### [EXERCISE DETAILS]
Using the entries that follow, collect the lines where the word "下列说法正确的是" appears.

### [EXTRACTED MATERIAL]
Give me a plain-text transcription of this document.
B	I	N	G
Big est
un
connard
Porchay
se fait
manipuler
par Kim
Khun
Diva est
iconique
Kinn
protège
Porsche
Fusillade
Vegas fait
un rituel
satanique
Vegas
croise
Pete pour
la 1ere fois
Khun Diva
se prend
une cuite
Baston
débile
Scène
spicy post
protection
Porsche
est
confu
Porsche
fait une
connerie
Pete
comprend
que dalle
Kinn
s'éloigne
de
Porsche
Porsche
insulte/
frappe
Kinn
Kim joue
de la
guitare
--
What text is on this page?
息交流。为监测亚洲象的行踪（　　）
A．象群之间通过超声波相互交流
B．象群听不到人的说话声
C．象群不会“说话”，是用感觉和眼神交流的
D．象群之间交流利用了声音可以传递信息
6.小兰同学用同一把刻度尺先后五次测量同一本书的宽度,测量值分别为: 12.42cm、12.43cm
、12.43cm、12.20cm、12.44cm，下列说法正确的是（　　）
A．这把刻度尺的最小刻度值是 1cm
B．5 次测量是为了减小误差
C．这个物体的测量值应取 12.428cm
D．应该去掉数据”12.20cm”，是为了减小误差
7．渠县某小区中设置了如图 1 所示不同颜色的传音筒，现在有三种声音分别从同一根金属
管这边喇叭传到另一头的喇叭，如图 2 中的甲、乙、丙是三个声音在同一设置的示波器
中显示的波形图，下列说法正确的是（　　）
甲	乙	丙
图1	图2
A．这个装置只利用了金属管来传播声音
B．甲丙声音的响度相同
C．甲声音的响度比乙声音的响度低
==
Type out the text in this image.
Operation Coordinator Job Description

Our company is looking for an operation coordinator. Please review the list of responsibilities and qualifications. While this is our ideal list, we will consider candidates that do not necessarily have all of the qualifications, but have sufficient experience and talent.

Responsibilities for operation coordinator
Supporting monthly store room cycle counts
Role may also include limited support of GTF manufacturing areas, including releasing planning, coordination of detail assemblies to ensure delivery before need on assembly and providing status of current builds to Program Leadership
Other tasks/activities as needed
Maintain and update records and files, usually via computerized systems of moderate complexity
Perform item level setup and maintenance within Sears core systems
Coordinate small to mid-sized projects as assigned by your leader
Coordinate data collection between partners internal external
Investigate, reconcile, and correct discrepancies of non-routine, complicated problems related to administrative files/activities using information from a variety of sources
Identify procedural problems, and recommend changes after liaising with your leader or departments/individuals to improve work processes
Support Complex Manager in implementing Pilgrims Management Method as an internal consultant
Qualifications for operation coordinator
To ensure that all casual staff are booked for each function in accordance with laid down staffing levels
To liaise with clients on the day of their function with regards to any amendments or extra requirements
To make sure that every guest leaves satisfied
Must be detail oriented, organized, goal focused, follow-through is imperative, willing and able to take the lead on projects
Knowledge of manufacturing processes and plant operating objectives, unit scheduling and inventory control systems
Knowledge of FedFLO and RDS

### [THE RESPONSE]
、12.43cm、12.20cm、12.44cm，下列说法正确的是（　　）
中显示的波形图，下列说法正确的是（　　）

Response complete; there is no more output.